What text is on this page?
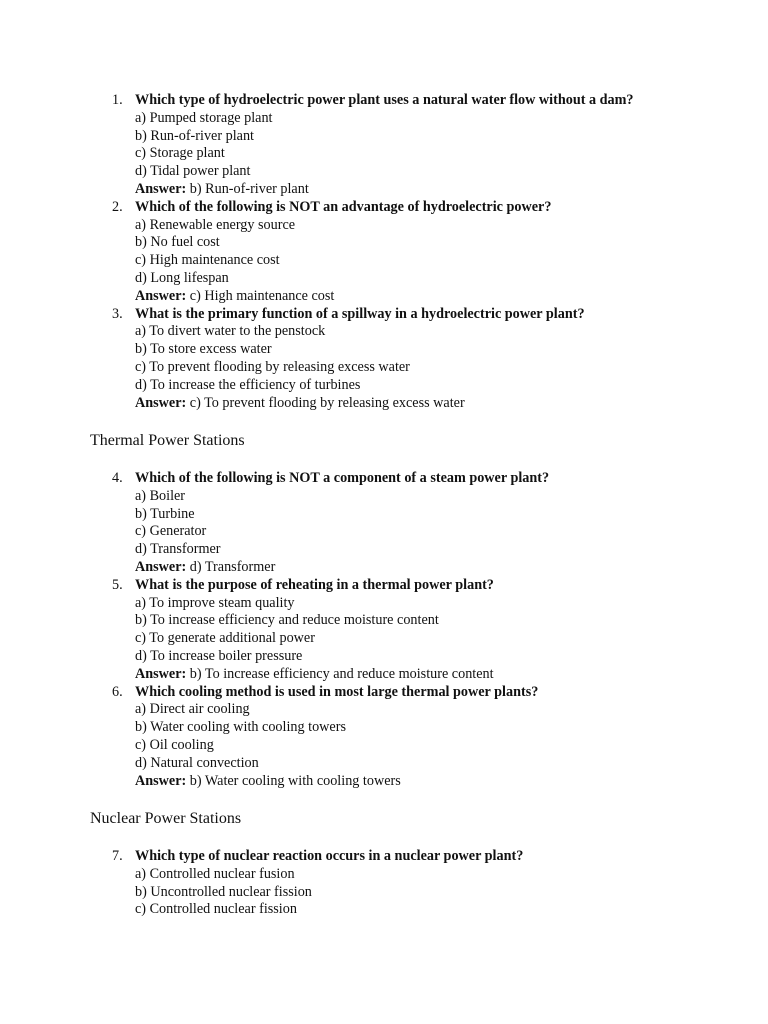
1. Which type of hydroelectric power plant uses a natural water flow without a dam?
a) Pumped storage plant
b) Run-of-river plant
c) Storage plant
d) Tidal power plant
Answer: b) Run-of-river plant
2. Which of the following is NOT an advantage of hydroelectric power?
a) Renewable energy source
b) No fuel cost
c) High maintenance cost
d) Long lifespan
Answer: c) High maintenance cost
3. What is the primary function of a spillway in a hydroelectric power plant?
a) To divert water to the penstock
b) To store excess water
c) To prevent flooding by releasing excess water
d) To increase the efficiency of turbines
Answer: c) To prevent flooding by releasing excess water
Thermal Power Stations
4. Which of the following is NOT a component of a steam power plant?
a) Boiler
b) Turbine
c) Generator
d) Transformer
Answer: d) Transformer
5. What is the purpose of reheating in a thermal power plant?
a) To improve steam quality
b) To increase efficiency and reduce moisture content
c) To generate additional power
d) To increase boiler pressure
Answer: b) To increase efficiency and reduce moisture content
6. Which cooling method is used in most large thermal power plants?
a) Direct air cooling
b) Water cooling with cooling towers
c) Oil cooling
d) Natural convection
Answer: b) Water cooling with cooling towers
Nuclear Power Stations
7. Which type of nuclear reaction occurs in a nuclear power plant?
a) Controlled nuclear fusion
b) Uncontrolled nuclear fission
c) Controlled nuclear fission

------------------------------------------------------------

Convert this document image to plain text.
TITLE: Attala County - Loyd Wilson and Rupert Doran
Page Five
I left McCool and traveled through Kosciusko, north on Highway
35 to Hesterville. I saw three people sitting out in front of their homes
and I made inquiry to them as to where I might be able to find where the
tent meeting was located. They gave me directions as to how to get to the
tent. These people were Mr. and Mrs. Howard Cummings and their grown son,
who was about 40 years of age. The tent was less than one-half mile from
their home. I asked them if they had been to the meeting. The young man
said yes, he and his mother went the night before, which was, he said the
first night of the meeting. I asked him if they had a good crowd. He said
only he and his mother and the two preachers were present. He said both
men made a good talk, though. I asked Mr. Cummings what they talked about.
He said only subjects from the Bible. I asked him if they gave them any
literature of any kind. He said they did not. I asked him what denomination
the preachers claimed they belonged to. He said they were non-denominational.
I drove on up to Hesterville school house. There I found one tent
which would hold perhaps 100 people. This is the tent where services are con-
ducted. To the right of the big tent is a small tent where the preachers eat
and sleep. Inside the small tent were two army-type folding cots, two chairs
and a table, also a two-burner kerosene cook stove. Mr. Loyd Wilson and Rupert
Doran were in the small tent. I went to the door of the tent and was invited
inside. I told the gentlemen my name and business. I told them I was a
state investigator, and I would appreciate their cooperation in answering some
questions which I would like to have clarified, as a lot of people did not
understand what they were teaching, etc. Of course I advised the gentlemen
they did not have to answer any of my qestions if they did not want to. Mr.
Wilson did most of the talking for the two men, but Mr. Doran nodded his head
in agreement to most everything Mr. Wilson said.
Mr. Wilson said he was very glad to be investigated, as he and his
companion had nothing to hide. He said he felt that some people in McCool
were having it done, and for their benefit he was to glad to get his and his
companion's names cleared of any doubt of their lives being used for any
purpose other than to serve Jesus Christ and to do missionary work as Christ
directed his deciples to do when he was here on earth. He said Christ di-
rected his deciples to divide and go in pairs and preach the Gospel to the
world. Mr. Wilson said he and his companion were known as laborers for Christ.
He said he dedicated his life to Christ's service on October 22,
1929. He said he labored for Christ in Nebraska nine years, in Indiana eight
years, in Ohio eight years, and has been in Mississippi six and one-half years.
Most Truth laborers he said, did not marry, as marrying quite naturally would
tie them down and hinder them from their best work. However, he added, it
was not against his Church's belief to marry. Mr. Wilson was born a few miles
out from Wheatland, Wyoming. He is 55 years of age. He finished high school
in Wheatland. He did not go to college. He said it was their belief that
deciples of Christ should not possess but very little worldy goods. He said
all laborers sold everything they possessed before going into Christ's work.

------------------------------------------------------------

## DO THIS
Search the data for "prevent". Copy every line that has it.

## EXERCISE ANSWER
c) To prevent flooding by releasing excess water
Answer: c) To prevent flooding by releasing excess water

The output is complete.